Gather up the lines with the word "wetenschappelijke" in them.

◇ ◇ ◇ ◇

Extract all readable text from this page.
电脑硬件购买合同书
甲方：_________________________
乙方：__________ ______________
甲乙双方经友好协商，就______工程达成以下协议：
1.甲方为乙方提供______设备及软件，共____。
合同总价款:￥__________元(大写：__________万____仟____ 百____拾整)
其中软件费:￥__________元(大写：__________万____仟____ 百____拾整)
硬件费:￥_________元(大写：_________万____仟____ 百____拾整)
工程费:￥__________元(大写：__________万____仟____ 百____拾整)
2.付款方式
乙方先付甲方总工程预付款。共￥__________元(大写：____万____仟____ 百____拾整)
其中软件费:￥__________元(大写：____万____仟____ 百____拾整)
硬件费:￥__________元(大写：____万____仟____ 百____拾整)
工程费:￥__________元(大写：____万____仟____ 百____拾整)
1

◇ ◇ ◇ ◇

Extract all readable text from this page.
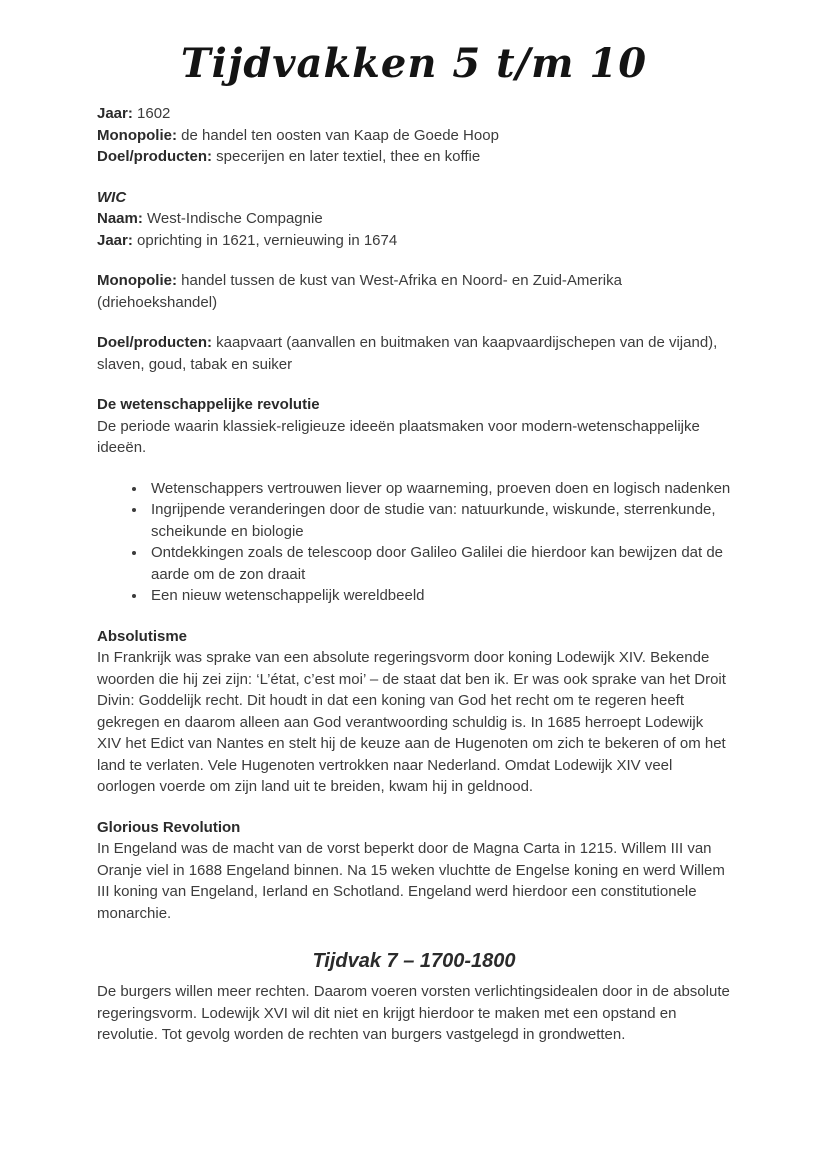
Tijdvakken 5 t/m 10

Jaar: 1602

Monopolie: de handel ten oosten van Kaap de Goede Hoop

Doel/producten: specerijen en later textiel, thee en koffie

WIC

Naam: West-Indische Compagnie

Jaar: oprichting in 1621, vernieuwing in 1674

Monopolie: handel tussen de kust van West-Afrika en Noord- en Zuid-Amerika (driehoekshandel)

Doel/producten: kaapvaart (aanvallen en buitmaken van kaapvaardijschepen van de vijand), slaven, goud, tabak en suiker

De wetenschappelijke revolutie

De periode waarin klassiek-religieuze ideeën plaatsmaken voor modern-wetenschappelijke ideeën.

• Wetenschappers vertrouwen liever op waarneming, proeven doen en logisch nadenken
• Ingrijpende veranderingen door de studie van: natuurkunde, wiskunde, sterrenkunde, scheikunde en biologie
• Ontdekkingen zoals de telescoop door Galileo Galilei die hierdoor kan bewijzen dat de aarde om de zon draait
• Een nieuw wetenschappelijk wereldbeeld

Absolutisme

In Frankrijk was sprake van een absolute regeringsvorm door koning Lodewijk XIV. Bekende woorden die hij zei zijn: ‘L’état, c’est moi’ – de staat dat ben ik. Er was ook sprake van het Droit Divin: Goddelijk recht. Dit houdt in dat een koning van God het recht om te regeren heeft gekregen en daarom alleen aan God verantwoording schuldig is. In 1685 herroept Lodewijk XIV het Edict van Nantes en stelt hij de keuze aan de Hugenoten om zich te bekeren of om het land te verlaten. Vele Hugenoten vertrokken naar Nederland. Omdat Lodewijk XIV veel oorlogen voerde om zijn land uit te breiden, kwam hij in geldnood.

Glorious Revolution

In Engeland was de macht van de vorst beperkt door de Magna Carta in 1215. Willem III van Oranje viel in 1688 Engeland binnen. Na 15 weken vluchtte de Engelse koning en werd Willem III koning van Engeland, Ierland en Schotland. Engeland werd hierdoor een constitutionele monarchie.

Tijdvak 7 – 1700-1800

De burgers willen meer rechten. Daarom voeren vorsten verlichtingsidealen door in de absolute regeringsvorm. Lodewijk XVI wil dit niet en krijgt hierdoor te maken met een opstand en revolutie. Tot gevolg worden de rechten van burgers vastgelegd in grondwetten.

◇ ◇ ◇ ◇

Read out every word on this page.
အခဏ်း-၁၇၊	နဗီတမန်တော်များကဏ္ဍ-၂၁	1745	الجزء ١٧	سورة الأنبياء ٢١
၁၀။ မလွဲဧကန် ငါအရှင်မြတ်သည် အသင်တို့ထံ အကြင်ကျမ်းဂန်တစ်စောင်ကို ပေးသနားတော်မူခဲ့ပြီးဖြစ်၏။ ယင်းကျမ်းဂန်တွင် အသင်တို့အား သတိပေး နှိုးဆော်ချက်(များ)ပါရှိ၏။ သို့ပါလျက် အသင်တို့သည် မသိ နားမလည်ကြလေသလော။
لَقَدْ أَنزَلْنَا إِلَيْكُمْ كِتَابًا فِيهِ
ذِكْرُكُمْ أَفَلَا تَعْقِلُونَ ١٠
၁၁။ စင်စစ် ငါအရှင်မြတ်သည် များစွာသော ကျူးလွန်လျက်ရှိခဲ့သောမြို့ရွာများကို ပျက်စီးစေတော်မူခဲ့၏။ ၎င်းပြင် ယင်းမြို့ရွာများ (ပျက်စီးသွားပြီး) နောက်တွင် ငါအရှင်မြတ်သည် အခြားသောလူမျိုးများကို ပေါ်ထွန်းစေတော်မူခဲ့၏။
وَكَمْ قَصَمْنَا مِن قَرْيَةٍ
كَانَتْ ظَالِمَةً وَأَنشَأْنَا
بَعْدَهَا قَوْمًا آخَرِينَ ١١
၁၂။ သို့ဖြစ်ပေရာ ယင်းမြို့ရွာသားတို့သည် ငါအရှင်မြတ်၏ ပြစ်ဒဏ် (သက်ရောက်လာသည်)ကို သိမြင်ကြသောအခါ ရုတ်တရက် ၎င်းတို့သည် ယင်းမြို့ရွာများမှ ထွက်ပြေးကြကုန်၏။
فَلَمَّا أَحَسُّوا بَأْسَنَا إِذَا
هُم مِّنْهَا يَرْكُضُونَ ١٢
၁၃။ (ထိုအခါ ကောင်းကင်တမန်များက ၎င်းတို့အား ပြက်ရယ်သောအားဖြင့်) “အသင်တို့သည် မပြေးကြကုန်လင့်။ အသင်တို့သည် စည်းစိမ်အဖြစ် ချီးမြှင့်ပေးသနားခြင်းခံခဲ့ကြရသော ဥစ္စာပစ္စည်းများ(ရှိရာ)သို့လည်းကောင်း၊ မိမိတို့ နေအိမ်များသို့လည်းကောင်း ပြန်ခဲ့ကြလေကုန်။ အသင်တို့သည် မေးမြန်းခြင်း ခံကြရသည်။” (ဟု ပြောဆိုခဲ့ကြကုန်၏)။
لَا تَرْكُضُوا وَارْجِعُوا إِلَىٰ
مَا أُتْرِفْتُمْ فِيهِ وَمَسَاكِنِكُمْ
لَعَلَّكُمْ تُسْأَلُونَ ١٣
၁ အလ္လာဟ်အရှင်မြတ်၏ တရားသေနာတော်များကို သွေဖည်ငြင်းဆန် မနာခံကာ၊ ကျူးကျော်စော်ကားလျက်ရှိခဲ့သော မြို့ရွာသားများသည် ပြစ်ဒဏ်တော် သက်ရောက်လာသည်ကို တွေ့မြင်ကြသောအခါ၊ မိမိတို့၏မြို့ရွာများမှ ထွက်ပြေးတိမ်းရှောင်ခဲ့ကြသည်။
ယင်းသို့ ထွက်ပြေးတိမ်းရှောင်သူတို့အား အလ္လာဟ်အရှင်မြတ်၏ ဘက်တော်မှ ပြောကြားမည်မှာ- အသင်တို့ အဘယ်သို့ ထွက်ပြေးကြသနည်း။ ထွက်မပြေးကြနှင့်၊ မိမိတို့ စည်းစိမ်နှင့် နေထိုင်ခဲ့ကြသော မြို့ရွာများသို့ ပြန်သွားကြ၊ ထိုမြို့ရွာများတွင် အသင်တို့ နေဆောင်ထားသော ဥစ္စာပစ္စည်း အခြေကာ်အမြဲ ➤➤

◇ ◇ ◇ ◇

**EXERCISE RESPONSE:**
De wetenschappelijke revolutie
De periode waarin klassiek-religieuze ideeën plaatsmaken voor modern-wetenschappelijke ideeën.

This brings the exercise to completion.